(DIRECTIONS): What follows is a listing; give it again exactly, in its entirety.

(TASK INPUT):
--- START ---
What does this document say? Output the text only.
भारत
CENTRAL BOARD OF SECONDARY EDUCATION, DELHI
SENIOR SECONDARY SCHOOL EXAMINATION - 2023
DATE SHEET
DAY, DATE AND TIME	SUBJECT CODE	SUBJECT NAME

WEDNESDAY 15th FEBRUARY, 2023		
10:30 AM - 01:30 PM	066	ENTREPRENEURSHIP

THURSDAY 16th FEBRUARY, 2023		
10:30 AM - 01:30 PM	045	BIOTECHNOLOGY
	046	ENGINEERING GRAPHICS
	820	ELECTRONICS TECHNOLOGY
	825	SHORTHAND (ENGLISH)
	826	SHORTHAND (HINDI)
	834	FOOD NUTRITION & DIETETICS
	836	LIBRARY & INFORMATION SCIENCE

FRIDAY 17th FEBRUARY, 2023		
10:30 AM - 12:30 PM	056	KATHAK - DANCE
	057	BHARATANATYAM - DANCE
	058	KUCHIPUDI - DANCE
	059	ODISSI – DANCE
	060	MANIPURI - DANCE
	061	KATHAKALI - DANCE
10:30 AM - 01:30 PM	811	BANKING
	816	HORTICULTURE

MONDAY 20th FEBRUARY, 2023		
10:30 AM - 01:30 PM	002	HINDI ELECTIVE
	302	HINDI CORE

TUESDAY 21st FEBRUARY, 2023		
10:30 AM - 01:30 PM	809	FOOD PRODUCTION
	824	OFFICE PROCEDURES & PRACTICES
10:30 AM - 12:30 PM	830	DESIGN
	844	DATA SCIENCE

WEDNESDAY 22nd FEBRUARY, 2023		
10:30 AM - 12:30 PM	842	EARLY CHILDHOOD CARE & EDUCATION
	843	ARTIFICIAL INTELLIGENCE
--- END ---
(THE ANSWER):
What does this document say? Output the text only.
भारत
CENTRAL BOARD OF SECONDARY EDUCATION, DELHI
SENIOR SECONDARY SCHOOL EXAMINATION - 2023
DATE SHEET
DAY, DATE AND TIME	SUBJECT CODE	SUBJECT NAME

WEDNESDAY 15th FEBRUARY, 2023		
10:30 AM - 01:30 PM	066	ENTREPRENEURSHIP

THURSDAY 16th FEBRUARY, 2023		
10:30 AM - 01:30 PM	045	BIOTECHNOLOGY
	046	ENGINEERING GRAPHICS
	820	ELECTRONICS TECHNOLOGY
	825	SHORTHAND (ENGLISH)
	826	SHORTHAND (HINDI)
	834	FOOD NUTRITION & DIETETICS
	836	LIBRARY & INFORMATION SCIENCE

FRIDAY 17th FEBRUARY, 2023		
10:30 AM - 12:30 PM	056	KATHAK - DANCE
	057	BHARATANATYAM - DANCE
	058	KUCHIPUDI - DANCE
	059	ODISSI – DANCE
	060	MANIPURI - DANCE
	061	KATHAKALI - DANCE
10:30 AM - 01:30 PM	811	BANKING
	816	HORTICULTURE

MONDAY 20th FEBRUARY, 2023		
10:30 AM - 01:30 PM	002	HINDI ELECTIVE
	302	HINDI CORE

TUESDAY 21st FEBRUARY, 2023		
10:30 AM - 01:30 PM	809	FOOD PRODUCTION
	824	OFFICE PROCEDURES & PRACTICES
10:30 AM - 12:30 PM	830	DESIGN
	844	DATA SCIENCE

WEDNESDAY 22nd FEBRUARY, 2023		
10:30 AM - 12:30 PM	842	EARLY CHILDHOOD CARE & EDUCATION
	843	ARTIFICIAL INTELLIGENCE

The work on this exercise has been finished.